■ Records from a dataset
◆ ◆ ◆ ◆ ◆

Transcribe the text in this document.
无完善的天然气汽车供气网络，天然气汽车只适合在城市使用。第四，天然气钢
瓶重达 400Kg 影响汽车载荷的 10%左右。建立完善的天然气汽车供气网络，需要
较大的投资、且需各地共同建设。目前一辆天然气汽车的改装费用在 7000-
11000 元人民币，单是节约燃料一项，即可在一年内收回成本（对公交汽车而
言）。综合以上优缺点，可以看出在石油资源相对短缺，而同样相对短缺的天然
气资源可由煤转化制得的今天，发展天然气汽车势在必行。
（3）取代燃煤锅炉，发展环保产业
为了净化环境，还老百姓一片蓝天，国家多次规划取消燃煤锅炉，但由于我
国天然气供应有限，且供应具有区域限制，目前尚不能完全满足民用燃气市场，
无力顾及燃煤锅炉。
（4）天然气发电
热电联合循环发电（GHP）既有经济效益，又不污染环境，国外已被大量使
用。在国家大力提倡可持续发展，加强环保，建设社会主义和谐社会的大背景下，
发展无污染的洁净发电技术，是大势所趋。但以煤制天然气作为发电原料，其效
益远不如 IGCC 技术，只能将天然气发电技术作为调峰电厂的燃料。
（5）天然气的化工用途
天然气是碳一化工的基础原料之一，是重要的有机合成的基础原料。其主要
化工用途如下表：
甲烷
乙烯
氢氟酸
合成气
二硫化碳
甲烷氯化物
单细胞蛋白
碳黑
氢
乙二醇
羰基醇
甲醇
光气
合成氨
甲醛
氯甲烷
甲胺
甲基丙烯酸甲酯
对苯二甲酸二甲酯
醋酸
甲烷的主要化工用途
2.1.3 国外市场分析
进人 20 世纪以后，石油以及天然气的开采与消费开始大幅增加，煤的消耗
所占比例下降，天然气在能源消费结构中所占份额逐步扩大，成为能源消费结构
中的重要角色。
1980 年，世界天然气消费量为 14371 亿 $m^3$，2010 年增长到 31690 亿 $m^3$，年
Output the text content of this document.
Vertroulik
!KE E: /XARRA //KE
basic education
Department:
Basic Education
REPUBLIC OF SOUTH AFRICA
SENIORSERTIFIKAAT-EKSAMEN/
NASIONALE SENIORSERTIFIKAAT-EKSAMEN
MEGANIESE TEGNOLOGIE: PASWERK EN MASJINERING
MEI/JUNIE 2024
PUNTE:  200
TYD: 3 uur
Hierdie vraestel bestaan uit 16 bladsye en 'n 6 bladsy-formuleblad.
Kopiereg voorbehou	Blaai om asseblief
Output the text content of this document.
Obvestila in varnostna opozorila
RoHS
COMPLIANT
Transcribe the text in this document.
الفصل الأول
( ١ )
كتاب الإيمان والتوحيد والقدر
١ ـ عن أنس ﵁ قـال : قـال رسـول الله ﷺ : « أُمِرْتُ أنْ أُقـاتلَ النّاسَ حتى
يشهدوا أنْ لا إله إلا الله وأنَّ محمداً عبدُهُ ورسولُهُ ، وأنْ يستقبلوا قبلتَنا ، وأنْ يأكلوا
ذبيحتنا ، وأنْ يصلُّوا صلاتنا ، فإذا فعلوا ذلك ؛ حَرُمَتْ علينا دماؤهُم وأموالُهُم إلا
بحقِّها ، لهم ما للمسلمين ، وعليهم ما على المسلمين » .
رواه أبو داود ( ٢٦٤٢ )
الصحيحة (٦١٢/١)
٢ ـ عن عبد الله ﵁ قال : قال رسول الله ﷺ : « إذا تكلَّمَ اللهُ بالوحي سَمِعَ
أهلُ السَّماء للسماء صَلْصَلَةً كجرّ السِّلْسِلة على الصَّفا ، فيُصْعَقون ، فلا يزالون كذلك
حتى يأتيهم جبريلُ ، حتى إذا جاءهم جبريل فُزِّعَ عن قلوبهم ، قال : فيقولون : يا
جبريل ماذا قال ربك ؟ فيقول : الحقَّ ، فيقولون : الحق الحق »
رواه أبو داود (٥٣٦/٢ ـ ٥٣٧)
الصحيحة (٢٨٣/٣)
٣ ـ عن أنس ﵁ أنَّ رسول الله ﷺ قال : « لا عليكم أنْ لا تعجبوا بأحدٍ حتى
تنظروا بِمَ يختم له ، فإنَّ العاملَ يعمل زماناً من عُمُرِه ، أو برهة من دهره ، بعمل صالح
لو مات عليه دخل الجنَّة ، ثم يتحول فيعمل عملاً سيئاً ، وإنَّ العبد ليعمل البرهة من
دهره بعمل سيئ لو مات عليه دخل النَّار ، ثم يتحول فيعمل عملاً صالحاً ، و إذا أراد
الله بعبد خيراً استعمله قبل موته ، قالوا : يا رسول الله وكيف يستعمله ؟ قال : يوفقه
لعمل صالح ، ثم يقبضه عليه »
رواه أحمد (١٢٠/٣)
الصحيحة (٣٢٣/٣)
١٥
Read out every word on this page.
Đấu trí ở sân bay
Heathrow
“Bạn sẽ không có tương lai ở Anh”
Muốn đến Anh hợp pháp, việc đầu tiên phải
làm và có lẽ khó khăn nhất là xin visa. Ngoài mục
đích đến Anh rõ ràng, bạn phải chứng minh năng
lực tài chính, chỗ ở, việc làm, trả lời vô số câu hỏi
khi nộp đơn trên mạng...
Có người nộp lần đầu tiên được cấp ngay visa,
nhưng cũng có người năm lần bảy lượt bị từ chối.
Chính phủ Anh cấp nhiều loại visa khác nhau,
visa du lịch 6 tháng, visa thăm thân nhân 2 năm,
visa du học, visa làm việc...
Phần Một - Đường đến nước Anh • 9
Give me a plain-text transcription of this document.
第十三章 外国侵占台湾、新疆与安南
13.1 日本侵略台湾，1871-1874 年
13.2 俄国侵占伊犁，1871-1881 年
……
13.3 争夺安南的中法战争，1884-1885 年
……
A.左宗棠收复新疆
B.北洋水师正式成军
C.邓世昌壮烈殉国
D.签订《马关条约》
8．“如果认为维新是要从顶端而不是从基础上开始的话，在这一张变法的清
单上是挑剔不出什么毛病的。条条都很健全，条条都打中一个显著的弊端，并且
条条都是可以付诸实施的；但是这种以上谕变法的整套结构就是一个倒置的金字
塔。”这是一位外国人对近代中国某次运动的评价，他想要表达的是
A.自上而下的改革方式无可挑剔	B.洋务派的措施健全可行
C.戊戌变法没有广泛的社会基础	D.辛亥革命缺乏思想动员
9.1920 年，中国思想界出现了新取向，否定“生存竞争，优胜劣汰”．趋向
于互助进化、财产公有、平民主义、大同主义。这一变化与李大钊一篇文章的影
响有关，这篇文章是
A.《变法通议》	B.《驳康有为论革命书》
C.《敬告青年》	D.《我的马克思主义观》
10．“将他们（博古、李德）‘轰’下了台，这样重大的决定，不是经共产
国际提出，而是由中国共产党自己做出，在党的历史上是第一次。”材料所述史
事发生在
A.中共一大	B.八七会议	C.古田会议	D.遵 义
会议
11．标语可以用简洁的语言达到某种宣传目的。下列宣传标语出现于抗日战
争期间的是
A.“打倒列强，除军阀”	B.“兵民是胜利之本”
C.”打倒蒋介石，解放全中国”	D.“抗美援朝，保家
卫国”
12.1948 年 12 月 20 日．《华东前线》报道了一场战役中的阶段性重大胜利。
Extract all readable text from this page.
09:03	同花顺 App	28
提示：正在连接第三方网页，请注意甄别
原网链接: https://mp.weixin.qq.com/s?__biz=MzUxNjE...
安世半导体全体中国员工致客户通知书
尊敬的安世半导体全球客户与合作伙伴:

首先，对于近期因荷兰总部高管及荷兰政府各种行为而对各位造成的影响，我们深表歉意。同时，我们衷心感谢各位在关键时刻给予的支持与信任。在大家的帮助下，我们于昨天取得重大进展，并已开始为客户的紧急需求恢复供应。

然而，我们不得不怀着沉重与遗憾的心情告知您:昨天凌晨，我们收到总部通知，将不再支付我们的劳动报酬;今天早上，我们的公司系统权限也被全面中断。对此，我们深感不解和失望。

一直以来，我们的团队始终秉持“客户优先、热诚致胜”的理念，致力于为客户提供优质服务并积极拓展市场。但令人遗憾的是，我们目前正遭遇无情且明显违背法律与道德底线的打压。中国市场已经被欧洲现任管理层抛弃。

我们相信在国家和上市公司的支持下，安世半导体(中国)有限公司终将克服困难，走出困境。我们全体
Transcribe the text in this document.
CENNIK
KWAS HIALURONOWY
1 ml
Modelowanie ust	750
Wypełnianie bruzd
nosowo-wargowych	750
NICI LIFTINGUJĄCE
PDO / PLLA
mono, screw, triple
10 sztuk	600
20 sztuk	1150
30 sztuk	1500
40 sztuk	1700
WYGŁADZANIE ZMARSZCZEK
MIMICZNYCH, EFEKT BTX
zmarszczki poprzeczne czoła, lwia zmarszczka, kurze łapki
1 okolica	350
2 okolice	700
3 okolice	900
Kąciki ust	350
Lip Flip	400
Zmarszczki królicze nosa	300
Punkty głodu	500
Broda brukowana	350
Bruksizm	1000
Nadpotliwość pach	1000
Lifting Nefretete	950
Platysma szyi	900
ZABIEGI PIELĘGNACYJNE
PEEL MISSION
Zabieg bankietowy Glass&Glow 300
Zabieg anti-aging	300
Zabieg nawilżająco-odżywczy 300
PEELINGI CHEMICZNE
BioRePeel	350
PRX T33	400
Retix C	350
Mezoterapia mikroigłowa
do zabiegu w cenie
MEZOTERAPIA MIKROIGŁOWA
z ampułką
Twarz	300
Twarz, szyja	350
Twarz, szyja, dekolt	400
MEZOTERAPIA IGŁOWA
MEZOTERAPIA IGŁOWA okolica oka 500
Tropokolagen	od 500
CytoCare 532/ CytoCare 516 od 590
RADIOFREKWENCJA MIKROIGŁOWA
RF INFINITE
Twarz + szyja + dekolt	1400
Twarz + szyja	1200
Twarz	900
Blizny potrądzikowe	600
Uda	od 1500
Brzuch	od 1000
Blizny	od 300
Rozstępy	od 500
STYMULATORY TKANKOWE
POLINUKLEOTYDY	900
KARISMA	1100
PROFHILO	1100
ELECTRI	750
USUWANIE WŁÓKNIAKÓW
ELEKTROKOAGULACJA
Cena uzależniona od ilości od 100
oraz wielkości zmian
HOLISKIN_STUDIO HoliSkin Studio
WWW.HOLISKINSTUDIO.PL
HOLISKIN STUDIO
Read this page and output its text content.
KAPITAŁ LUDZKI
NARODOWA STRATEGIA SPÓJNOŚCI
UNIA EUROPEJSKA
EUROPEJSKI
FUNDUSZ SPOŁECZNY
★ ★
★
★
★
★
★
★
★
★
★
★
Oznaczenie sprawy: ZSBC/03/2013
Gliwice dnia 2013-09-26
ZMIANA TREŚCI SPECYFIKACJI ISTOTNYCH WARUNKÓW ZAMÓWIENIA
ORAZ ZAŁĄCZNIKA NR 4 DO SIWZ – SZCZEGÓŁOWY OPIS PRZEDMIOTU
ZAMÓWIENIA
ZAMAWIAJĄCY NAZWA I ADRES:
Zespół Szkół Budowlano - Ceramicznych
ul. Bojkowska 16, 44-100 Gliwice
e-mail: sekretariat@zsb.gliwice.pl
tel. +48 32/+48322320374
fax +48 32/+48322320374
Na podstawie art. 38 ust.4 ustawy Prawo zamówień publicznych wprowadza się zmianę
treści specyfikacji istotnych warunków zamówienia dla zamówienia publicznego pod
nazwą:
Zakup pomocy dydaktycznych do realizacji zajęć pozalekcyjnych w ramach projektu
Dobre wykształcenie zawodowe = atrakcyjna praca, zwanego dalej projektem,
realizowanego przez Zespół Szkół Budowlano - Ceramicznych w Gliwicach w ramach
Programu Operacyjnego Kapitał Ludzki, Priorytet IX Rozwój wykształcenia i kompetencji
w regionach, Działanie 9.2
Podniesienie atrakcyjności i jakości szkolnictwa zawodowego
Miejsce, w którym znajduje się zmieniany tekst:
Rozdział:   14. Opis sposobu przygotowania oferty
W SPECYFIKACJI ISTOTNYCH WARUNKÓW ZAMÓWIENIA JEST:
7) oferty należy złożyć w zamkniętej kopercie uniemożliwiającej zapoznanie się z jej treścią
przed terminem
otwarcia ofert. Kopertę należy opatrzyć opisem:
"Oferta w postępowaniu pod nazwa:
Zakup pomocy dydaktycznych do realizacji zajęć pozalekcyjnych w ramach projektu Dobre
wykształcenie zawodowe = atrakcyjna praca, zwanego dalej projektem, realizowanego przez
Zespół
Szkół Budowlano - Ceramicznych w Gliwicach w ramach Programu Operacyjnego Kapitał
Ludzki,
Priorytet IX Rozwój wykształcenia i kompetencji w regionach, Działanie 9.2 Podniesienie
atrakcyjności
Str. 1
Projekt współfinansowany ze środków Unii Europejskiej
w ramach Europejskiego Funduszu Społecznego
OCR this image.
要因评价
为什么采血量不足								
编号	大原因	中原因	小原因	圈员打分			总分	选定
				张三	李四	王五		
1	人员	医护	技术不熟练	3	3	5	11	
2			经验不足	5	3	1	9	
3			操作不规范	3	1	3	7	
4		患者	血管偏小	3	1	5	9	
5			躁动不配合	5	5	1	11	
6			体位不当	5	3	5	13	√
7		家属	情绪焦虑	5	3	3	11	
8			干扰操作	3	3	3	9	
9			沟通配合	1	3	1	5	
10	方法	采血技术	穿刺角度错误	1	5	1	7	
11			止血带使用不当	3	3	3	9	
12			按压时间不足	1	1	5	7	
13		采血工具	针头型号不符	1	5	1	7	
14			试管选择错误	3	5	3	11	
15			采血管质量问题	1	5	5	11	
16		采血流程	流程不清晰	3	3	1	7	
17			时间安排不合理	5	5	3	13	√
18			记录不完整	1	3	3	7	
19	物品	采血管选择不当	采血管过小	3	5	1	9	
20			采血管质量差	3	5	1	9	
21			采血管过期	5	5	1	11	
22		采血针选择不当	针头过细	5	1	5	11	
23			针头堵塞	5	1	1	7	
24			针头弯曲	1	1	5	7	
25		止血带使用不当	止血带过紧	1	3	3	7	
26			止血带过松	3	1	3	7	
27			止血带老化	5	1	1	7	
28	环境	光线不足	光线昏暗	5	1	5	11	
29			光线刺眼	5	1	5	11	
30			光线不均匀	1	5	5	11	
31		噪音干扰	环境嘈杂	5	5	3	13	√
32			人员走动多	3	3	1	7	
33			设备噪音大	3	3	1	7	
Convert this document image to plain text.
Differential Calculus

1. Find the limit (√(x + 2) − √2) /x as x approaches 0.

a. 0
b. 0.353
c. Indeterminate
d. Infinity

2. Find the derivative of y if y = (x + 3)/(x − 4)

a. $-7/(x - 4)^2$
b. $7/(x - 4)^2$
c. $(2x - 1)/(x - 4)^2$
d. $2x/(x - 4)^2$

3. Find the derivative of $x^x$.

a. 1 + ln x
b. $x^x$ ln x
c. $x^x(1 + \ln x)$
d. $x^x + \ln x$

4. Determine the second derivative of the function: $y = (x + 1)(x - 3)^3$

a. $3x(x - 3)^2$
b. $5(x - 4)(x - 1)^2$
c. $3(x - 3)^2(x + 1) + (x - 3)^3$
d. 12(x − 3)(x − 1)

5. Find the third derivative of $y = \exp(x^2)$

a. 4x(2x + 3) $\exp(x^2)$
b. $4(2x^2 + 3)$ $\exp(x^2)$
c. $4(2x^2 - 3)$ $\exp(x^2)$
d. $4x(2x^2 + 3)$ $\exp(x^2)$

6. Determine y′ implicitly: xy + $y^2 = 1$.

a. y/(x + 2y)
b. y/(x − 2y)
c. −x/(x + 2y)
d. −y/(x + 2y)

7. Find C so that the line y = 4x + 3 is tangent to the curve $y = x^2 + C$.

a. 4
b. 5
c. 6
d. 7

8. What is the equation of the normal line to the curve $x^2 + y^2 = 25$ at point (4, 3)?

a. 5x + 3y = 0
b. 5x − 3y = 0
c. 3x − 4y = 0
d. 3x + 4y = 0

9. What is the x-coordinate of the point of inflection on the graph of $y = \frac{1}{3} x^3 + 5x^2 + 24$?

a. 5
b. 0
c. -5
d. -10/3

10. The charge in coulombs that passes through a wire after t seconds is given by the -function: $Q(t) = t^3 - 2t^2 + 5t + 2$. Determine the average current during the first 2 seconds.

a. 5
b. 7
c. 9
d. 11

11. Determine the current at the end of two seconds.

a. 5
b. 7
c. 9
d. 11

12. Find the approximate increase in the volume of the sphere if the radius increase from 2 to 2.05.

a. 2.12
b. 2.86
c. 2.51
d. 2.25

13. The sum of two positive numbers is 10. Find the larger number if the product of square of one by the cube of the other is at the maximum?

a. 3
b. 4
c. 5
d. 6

◆ ◆ ◆ ◆ ◆

■ Aim of the exercise
Where a line above holds the string "Twarz", show that line.

■ Full response
Twarz	300
Twarz, szyja	350
Twarz, szyja, dekolt	400
Twarz + szyja + dekolt	1400
Twarz + szyja	1200
Twarz	900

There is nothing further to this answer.